--- START DATA SUPPLIED ---

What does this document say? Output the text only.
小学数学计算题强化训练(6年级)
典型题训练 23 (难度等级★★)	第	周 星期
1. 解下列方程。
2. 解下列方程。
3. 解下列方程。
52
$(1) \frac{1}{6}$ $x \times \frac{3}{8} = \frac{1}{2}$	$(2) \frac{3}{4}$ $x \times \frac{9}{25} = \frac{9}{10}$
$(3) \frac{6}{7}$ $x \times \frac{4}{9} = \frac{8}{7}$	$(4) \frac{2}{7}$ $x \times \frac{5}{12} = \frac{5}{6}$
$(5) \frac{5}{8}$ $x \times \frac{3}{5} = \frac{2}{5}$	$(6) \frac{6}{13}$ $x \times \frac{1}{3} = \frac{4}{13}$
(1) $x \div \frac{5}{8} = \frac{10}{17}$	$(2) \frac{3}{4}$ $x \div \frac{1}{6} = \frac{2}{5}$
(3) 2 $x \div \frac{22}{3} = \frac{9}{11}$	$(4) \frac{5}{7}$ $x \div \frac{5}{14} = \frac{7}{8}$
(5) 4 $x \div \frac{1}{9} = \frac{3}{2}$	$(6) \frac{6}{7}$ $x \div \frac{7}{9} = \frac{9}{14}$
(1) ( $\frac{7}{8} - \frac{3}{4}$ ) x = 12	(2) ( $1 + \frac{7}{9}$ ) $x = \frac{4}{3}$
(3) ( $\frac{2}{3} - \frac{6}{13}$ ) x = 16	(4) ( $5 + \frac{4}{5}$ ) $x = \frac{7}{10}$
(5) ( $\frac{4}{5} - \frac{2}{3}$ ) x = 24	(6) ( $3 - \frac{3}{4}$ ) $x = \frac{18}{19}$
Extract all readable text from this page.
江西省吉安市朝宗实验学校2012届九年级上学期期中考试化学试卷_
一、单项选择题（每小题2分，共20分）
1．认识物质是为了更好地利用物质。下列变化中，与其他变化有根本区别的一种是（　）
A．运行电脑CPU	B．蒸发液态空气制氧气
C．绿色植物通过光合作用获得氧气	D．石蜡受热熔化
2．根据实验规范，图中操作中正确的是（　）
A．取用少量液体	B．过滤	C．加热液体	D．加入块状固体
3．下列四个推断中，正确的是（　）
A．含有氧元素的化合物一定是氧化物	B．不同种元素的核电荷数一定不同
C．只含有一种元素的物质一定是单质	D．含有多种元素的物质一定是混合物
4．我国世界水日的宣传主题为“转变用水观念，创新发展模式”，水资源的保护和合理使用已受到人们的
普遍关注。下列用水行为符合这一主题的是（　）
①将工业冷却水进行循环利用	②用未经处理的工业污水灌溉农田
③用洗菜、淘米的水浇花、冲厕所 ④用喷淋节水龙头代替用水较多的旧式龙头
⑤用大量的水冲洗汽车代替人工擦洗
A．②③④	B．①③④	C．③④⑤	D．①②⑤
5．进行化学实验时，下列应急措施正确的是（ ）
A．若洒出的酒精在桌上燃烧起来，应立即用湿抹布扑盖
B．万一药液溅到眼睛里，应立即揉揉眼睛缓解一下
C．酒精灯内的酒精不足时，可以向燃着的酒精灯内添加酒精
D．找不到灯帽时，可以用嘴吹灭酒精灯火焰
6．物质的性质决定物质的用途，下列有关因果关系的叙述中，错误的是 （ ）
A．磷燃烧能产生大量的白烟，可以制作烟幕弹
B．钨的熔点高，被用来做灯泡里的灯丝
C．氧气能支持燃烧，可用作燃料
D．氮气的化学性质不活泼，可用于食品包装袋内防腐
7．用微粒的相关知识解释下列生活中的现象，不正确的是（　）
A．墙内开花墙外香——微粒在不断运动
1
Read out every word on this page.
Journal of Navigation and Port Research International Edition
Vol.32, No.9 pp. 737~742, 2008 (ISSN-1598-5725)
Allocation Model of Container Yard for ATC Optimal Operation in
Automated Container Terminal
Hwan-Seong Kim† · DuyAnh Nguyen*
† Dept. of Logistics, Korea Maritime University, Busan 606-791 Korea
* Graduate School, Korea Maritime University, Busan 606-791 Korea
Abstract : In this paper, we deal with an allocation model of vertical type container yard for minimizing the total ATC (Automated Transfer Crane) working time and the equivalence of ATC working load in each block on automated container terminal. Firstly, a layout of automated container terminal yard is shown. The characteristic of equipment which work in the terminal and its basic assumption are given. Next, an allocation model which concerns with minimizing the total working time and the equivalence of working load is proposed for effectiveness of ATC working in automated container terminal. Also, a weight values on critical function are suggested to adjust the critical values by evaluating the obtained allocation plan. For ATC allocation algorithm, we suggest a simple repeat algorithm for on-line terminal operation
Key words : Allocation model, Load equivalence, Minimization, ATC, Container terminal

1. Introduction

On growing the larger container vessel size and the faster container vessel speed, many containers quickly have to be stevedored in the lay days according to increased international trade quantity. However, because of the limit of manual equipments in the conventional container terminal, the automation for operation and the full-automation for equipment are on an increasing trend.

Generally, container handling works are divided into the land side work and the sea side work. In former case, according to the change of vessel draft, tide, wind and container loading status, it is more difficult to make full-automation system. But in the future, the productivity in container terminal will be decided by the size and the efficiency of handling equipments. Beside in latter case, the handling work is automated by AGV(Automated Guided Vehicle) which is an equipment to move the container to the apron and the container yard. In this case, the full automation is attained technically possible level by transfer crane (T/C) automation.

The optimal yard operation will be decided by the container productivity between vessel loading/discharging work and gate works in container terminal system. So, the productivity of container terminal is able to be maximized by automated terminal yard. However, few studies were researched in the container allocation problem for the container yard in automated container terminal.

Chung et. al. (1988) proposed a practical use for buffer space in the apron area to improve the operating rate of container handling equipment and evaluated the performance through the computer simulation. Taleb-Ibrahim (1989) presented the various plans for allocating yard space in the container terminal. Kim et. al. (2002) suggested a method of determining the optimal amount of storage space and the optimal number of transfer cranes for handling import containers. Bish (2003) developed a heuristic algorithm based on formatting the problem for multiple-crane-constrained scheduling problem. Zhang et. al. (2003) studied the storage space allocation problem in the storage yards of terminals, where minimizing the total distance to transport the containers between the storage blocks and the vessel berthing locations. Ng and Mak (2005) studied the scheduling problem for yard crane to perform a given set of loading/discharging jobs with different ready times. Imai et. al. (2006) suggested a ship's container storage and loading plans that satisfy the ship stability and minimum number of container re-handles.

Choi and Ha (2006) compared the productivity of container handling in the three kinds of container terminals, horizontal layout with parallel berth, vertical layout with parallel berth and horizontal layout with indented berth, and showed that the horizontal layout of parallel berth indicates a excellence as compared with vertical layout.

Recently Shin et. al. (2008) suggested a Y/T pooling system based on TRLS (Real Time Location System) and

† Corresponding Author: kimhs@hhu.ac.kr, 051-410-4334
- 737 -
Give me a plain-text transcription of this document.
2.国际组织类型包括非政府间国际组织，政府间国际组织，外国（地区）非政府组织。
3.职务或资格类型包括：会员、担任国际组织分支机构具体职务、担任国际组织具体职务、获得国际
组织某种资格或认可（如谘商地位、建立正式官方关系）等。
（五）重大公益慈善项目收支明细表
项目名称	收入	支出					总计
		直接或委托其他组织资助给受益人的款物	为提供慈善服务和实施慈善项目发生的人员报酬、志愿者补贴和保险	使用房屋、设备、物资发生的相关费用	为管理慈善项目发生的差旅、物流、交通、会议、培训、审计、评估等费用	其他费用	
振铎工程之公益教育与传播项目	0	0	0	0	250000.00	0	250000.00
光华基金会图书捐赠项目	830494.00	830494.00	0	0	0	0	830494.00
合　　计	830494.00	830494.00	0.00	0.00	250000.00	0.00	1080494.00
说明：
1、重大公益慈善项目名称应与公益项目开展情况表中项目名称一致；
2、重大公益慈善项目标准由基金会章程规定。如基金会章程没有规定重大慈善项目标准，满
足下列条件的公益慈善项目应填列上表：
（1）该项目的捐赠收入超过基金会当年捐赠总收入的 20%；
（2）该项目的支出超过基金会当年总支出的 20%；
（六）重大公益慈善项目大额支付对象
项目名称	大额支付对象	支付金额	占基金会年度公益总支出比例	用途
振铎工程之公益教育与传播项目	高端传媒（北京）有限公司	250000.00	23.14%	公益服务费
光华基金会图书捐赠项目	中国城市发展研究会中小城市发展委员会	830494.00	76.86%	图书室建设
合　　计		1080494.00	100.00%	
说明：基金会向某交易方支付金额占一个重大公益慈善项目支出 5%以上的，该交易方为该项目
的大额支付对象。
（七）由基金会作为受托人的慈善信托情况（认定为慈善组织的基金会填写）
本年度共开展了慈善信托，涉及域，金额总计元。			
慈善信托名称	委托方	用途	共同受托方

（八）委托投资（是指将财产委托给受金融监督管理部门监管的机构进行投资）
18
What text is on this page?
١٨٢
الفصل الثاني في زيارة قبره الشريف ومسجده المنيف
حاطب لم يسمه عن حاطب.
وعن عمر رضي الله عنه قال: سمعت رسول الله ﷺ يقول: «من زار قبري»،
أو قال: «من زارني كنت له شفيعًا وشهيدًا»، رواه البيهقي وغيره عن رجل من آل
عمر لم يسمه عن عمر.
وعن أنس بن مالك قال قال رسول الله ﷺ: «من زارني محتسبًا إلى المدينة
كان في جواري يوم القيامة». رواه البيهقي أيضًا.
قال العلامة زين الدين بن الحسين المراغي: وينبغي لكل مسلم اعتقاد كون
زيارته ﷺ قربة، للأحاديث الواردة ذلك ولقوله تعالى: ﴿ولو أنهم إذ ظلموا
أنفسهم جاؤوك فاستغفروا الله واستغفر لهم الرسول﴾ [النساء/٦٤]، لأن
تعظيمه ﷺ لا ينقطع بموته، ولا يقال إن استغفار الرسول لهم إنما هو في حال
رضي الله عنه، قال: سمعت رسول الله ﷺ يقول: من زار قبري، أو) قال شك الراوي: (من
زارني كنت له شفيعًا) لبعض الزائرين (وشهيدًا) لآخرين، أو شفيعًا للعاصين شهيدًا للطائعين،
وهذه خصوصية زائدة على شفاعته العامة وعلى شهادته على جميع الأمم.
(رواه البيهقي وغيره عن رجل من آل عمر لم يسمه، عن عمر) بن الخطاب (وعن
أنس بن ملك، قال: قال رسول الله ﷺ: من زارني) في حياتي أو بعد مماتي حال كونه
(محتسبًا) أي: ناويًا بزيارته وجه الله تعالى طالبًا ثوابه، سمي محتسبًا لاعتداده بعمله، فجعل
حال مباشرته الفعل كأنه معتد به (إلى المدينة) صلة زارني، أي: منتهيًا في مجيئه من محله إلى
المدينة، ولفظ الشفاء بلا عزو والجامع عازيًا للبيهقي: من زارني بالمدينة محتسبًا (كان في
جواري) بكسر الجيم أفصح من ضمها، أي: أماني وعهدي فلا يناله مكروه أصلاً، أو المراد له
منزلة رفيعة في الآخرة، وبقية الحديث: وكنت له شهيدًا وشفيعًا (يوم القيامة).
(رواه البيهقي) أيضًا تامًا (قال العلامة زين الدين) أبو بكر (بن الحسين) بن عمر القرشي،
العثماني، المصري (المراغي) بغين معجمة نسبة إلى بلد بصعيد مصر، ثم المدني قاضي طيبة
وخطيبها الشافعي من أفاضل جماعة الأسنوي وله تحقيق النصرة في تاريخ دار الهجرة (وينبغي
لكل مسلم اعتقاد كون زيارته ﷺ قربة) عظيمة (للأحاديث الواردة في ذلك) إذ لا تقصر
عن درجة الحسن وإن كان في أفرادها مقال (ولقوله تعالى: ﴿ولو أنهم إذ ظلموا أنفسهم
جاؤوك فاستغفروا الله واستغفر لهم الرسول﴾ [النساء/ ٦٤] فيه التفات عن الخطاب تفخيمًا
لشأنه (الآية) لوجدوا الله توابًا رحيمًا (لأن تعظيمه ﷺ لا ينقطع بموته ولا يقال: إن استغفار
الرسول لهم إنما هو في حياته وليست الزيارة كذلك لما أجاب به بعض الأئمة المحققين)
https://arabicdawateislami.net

--- END DATA SUPPLIED ---

▶ _YOUR INSTRUCTIONS_: Extract, from the listing above, every line where the string "العلامة" occurs.

▶ _ANSWER TO THIS EXERCISE_:
قال العلامة زين الدين بن الحسين المراغي: وينبغي لكل مسلم اعتقاد كون
(رواه البيهقي) أيضًا تامًا (قال العلامة زين الدين) أبو بكر (بن الحسين) بن عمر القرشي،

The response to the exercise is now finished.